◆ Required work ◆
[a] Answer these questions from the piece on the Twins and pitcher Nick Blackburn:
(i) What did Blackburn experience during the 6th inning on April 14?
(ii) Which player did the Twins designate for assignment to make room for Jason Marquis?
(iii) Which team claimed that player?
[b] Extend the piece on the Twins' handling of Nick Blackburn, picking up after its final sentence.
::: Extracted text
Starting pitcher Nick Blackburn left the game on Saturday, April 14, when he experienced “cramping” in his pitching shoulder during the 6th inning. The next day, Ryan reported that Blackburn had undergone an MRI that was “normal,” and that Blackburn felt, “OK… stiff.”

Jason Marquis was being reactivated so the Twins had the luxury of giving Blackburn an extra day or two of rest. But, of course, that’s not what they did. They wanted to have him throw a bit to make sure the shoulder was “OK.” Then, they wanted him to throw a full bullpen session on Sunday to REALLY make sure he was “OK.”

After all of that, they announced Blackburn would take the mound for a start this Thursday, April 26… twelve days after he left the game during his last start. [CORRECTION: Blackburn will start TUESDAY, 10 days after his last start. The point remains, the Twins will get one more start out of him than they would have had he been put on the DL - JC]

It will be nice to get Nick back, of course. But that’s only part of the story.

When Marquis rejoined the team in New York, the Twins had to make room for him on their roster. They chose not to put Blackburn on the 15-day Disabled List, but instead designated infielder Luke Hughes for assignment, knowing full well it was likely that Hughes had demonstrated enough ability to swing a baseball bat that he’d be claimed by another MLB team.

Ultimately, that’s exactly what happened. Hughes was claimed by the Oakland Athletics over the weekend.

What did the Twins benefit from losing Hughes? Blackburn gets a start on Thursday Tuesday instead of having to wait THREE FIVE more days to make his next start.
::::::
::: Source material
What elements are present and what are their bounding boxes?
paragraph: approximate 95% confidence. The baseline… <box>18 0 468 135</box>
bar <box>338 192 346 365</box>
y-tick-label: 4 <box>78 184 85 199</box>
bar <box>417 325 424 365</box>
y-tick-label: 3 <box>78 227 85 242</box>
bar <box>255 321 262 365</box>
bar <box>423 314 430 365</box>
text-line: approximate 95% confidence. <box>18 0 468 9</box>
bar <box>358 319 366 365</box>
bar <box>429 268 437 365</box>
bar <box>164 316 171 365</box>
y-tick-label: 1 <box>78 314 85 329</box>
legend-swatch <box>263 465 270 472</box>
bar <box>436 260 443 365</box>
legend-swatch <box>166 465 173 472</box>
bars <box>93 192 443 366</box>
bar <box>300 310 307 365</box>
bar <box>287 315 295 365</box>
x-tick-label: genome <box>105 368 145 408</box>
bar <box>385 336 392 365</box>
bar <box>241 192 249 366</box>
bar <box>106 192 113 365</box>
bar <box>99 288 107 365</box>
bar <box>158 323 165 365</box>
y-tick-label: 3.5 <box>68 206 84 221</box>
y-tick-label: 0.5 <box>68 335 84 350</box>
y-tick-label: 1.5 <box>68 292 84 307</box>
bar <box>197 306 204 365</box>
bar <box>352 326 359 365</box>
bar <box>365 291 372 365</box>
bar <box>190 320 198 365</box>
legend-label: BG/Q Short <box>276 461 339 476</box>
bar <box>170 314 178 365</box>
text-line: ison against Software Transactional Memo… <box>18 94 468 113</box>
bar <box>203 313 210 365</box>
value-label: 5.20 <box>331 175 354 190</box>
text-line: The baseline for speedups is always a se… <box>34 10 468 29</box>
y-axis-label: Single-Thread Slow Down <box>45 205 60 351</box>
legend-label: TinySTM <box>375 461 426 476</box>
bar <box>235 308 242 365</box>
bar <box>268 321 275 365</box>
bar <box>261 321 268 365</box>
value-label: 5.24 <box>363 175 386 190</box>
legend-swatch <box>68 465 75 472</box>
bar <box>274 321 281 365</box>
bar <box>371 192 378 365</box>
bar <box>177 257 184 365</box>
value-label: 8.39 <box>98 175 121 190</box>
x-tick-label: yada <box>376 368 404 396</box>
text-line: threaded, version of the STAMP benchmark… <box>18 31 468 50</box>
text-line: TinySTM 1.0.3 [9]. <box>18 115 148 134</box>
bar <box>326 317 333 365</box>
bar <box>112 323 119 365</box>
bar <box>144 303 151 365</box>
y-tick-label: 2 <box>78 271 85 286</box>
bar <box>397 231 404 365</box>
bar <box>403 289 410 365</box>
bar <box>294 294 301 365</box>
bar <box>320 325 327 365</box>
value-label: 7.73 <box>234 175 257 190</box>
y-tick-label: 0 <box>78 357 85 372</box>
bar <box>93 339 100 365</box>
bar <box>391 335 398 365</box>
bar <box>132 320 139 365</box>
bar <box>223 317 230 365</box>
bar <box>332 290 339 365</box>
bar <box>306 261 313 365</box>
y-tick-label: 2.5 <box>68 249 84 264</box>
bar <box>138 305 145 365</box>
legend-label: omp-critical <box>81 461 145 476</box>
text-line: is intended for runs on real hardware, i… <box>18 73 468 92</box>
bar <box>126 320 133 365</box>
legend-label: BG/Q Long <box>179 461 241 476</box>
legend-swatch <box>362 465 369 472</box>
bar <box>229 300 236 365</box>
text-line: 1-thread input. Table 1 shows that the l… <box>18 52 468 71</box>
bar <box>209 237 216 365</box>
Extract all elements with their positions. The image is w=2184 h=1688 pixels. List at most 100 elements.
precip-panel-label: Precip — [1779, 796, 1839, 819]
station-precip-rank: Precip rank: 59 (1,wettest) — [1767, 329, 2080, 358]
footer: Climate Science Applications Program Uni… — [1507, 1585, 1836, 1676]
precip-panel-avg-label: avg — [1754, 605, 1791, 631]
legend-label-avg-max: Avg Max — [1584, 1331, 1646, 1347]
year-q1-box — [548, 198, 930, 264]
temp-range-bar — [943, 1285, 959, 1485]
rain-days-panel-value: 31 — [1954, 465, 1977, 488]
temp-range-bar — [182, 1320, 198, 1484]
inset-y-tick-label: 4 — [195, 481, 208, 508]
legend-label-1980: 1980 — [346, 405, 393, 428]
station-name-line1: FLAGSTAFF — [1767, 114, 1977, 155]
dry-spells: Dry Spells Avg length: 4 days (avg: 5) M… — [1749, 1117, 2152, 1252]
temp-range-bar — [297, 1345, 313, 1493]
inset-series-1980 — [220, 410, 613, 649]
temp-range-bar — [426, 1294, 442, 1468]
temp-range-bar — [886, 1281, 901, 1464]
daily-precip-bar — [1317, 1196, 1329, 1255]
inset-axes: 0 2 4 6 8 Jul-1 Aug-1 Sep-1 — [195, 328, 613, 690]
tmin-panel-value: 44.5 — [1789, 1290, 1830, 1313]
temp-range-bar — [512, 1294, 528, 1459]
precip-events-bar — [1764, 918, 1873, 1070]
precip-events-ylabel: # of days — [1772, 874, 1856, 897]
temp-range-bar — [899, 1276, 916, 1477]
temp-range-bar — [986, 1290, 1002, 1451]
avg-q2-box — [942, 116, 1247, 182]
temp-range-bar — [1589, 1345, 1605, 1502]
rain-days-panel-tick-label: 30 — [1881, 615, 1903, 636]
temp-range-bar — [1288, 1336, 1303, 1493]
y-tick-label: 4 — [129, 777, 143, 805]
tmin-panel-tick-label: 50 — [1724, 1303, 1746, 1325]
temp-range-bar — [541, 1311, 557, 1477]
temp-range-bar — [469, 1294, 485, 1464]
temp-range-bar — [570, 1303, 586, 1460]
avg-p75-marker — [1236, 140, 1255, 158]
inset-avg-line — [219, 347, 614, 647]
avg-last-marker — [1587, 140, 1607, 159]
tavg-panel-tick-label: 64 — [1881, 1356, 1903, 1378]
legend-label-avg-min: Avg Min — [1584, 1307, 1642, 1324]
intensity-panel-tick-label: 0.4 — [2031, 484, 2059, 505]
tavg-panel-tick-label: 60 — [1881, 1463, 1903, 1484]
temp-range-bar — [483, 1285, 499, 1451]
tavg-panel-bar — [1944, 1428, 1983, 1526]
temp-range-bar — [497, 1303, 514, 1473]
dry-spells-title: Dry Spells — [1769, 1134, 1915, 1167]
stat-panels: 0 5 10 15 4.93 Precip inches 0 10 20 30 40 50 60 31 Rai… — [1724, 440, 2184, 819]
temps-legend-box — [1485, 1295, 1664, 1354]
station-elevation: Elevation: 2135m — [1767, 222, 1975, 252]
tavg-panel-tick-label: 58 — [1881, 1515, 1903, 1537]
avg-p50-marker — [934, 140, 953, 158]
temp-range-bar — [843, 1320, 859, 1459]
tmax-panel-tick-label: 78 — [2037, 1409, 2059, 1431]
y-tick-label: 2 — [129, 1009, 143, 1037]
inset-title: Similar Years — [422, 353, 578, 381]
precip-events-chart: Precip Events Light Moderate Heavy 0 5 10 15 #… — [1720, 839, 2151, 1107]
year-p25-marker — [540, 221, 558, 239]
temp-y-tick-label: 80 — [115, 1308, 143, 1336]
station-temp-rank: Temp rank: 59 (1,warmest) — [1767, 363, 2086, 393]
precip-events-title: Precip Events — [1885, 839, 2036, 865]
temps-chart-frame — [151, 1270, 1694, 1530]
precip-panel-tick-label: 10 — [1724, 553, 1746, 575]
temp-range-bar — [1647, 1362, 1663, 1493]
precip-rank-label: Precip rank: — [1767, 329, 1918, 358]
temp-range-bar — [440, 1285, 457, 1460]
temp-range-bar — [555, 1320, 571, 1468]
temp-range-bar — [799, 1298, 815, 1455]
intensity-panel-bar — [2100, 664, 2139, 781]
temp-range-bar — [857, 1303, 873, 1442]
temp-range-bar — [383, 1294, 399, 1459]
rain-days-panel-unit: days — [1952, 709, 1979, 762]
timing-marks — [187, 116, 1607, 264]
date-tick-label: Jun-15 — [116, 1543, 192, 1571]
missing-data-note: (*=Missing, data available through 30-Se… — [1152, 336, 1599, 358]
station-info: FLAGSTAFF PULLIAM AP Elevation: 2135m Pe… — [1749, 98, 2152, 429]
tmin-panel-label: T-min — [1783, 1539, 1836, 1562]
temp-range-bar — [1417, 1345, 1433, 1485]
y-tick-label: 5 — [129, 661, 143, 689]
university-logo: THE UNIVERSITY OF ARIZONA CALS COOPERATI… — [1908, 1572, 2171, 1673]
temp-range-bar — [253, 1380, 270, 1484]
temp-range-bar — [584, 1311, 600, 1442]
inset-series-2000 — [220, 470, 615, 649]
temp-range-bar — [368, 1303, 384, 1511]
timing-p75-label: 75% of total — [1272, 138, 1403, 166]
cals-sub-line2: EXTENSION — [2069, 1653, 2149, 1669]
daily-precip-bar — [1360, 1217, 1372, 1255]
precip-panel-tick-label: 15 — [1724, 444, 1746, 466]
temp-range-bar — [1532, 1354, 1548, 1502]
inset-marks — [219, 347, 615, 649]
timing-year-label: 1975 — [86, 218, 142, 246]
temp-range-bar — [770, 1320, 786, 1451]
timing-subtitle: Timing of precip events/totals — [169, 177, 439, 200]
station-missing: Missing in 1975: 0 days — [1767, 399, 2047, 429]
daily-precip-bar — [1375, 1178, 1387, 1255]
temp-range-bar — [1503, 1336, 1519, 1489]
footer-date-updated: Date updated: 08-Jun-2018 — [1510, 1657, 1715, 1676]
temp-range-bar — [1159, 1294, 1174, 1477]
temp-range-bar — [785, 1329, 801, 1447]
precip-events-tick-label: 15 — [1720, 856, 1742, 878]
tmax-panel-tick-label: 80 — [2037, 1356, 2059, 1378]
::::::
◆ Task responses ◆
[a]
(i) Cramping in his pitching shoulder.
(ii) Infielder Luke Hughes.
(iii) The Oakland Athletics.

[b]
Look, Luke Hughes is not likely to become an All Star infielder in Oakland. With Brian Dozier knocking on the door in Rochester, maybe Hughes’ days with the Twins were numbered anyway. But by mismanaging yet another medical issue, the team essentially gave away a Major League level infielder so that Nick Blackburn could pitch after resting his shoulder 12 10 days instead of 15 days.

Oh, and by the way, the Twins medics still have no friggin’ clue what caused Blackburn’s shoulder to “cramp” in the first place.

In the mean time, the team has two starting infielders, Danny Valencia and Alexi Casilla, who have been completely and utterly lost at the plate (both have an OPS under .520). No, Hughes hadn’t done anything yet to indicate he might do better, but then he’d only gotten to the plate 11 times in the four games in which he’d seen action.

My point isn’t to suggest that Luke Hughes was too good to lose… but he was too good to lose simply because the Twins still haven’t figured out how to manage their medical situation and use the Disabled List appropriately.

Terry Ryan, you still have some work to do on that score.

- JC

Two Weeks In: Who Is This Team?

I swear if there’s one thing I’ve grown more tired of than people using small sample sizes to “prove” how good or bad a player is, at this still-early point in the season, it’s people who do so while even admitting that they’re using small sample sizes. Let’s be brutally honest here, statheads, stats over a single two week period, even if it’s the first two weeks of the season, are almost completely worthless.

That’s one reason that, despite the disadvantage I have of living in blacked out Iowa, I’ve made considerable efforts to hang out in the local Cedar Rapids sports bars as often as possible this month. This allows me to actually watch the Twins, rather than just look at the box scores, to judge who’s doing well and who isn’t. Naturally, it also gives me the opportunity to purchase overpriced beer and fried food, but that’s just a sacrifice I’m willing to make for my team and our readers.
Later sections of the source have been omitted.